[Region boundary data]
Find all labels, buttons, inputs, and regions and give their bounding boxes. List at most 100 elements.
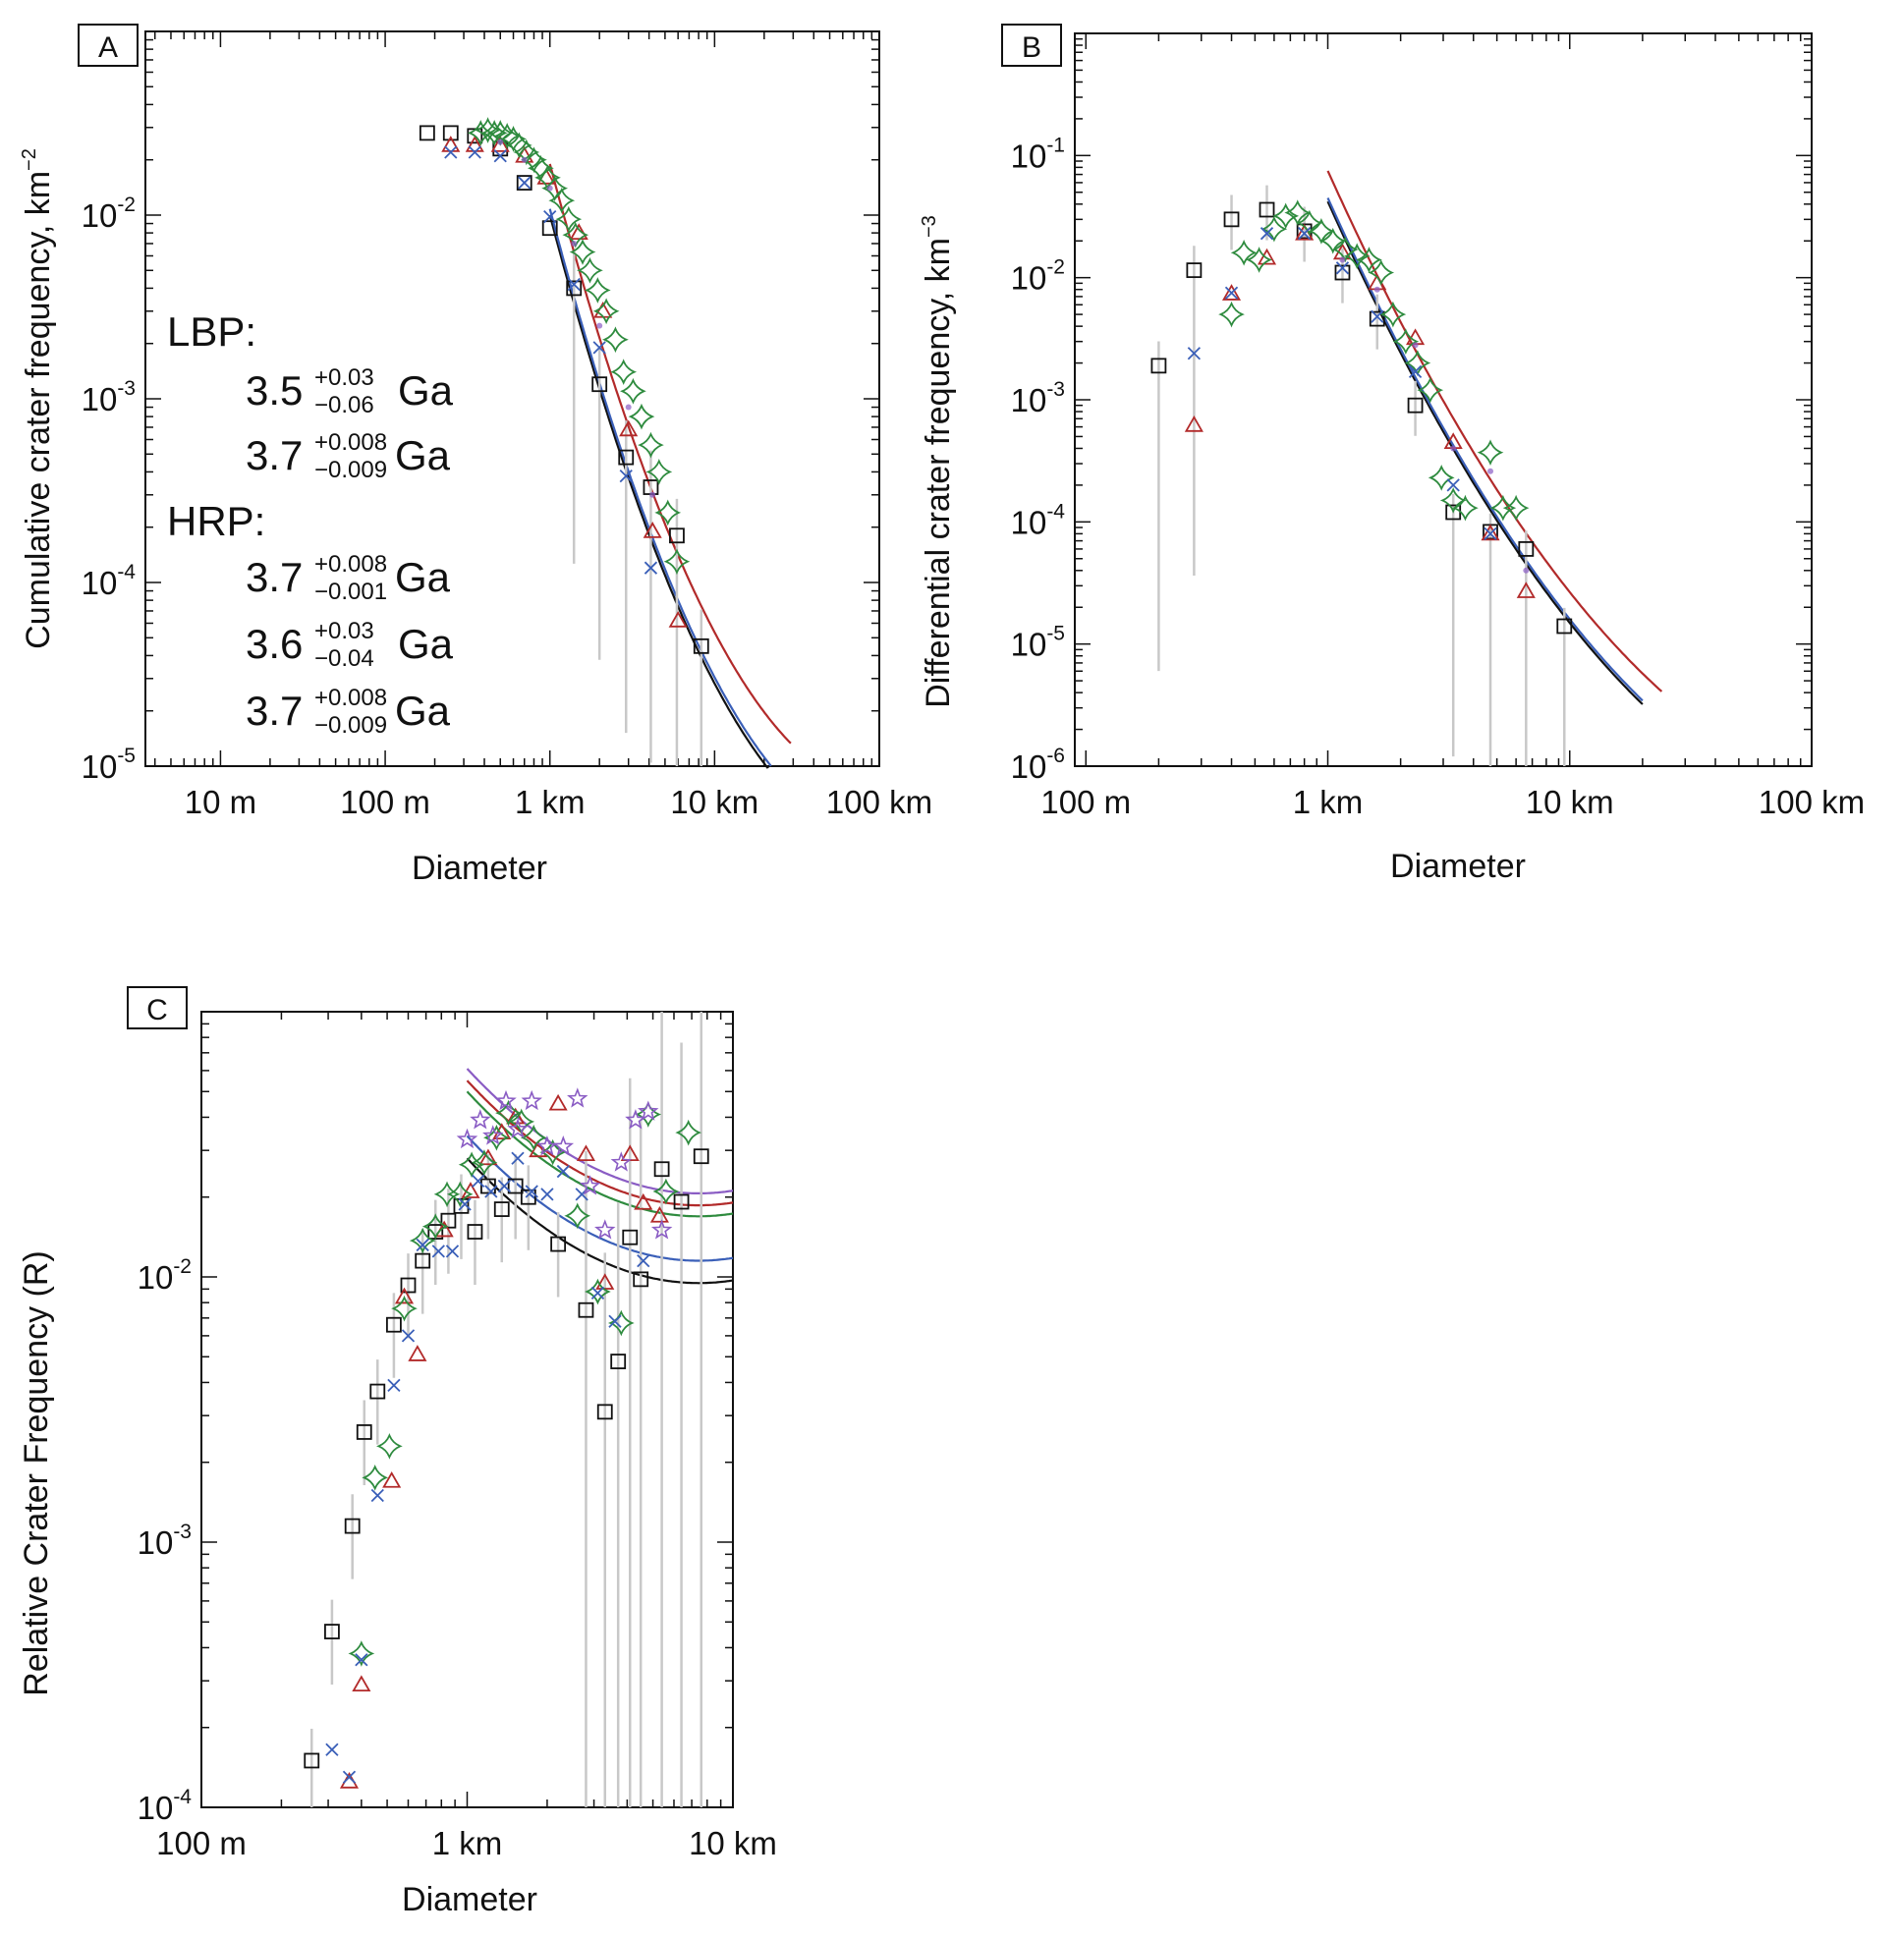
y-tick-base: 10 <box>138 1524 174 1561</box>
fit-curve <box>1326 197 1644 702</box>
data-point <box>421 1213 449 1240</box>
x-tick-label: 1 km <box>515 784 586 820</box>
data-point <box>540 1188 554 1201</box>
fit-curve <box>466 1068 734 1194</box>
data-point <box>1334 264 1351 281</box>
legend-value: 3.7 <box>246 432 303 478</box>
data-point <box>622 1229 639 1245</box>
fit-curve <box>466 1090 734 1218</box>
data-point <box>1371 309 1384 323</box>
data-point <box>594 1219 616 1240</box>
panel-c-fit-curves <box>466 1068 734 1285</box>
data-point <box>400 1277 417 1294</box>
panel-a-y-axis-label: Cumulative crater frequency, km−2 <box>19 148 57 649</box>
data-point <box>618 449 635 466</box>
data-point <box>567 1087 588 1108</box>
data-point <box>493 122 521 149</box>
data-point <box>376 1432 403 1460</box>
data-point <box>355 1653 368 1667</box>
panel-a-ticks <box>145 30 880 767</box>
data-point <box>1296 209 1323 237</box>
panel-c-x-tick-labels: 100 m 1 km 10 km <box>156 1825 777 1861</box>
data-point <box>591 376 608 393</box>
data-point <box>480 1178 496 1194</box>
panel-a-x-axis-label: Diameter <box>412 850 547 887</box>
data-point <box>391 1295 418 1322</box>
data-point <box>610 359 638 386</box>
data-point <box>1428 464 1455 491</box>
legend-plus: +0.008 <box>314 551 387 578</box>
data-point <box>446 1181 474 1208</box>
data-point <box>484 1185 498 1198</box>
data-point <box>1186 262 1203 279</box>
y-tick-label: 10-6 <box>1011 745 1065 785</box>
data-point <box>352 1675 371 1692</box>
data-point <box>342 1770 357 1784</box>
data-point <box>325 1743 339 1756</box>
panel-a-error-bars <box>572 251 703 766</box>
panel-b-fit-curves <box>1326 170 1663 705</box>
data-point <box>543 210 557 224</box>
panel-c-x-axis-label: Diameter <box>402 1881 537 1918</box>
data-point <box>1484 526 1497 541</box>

- [EXERCISE DIRECTIONS]:
Can you copy the lines of the data starting at the line containing "y-tick-base: 10 <box>138 1524 174 1561</box>" and ending at the line containing "data-point <box>376 1432 403 1460</box>", with both of those lines included?

- [ANSWER]:
y-tick-base: 10 <box>138 1524 174 1561</box>
fit-curve <box>1326 197 1644 702</box>
data-point <box>421 1213 449 1240</box>
x-tick-label: 1 km <box>515 784 586 820</box>
data-point <box>540 1188 554 1201</box>
fit-curve <box>466 1068 734 1194</box>
data-point <box>1334 264 1351 281</box>
legend-value: 3.7 <box>246 432 303 478</box>
data-point <box>622 1229 639 1245</box>
fit-curve <box>466 1090 734 1218</box>
data-point <box>1371 309 1384 323</box>
data-point <box>594 1219 616 1240</box>
panel-c-fit-curves <box>466 1068 734 1285</box>
data-point <box>400 1277 417 1294</box>
panel-a-y-axis-label: Cumulative crater frequency, km−2 <box>19 148 57 649</box>
data-point <box>618 449 635 466</box>
data-point <box>567 1087 588 1108</box>
data-point <box>493 122 521 149</box>
data-point <box>376 1432 403 1460</box>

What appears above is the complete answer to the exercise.